** Goal of the exercise **
Below is a block of records: output all of them exactly and leave out the pictures.

** Exercise input **
▬▬▬

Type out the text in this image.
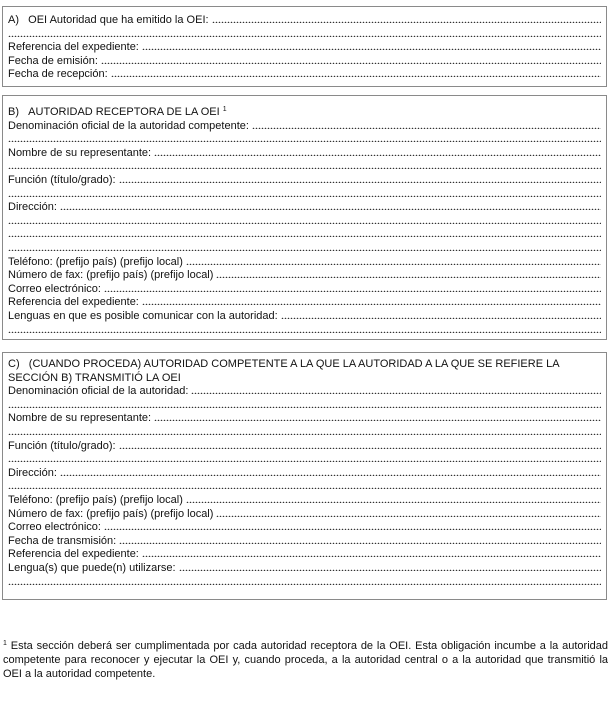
A)   OEI Autoridad que ha emitido la OEI:
Referencia del expediente:
Fecha de emisión:
Fecha de recepción:
B)   AUTORIDAD RECEPTORA DE LA OEI $^1$
Denominación oficial de la autoridad competente:
Nombre de su representante:
Función (título/grado):
Dirección:
Teléfono: (prefijo país) (prefijo local)
Número de fax: (prefijo país) (prefijo local)
Correo electrónico:
Referencia del expediente:
Lenguas en que es posible comunicar con la autoridad:
C)   (CUANDO PROCEDA) AUTORIDAD COMPETENTE A LA QUE LA AUTORIDAD A LA QUE SE REFIERE LA SECCIÓN B) TRANSMITIÓ LA OEI
Denominación oficial de la autoridad:
Nombre de su representante:
Función (título/grado):
Dirección:
Teléfono: (prefijo país) (prefijo local)
Número de fax: (prefijo país) (prefijo local)
Correo electrónico:
Fecha de transmisión:
Referencia del expediente:
Lengua(s) que puede(n) utilizarse:
$^1$ Esta sección deberá ser cumplimentada por cada autoridad receptora de la OEI. Esta obligación incumbe a la autoridad competente para reconocer y ejecutar la OEI y, cuando proceda, a la autoridad central o a la autoridad que transmitió la OEI a la autoridad competente.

▬▬▬

** Result of the exercise **
Type out the text in this image.
A)   OEI Autoridad que ha emitido la OEI:
Referencia del expediente:
Fecha de emisión:
Fecha de recepción:
B)   AUTORIDAD RECEPTORA DE LA OEI $^1$
Denominación oficial de la autoridad competente:
Nombre de su representante:
Función (título/grado):
Dirección:
Teléfono: (prefijo país) (prefijo local)
Número de fax: (prefijo país) (prefijo local)
Correo electrónico:
Referencia del expediente:
Lenguas en que es posible comunicar con la autoridad:
C)   (CUANDO PROCEDA) AUTORIDAD COMPETENTE A LA QUE LA AUTORIDAD A LA QUE SE REFIERE LA SECCIÓN B) TRANSMITIÓ LA OEI
Denominación oficial de la autoridad:
Nombre de su representante:
Función (título/grado):
Dirección:
Teléfono: (prefijo país) (prefijo local)
Número de fax: (prefijo país) (prefijo local)
Correo electrónico:
Fecha de transmisión:
Referencia del expediente:
Lengua(s) que puede(n) utilizarse:
$^1$ Esta sección deberá ser cumplimentada por cada autoridad receptora de la OEI. Esta obligación incumbe a la autoridad competente para reconocer y ejecutar la OEI y, cuando proceda, a la autoridad central o a la autoridad que transmitió la OEI a la autoridad competente.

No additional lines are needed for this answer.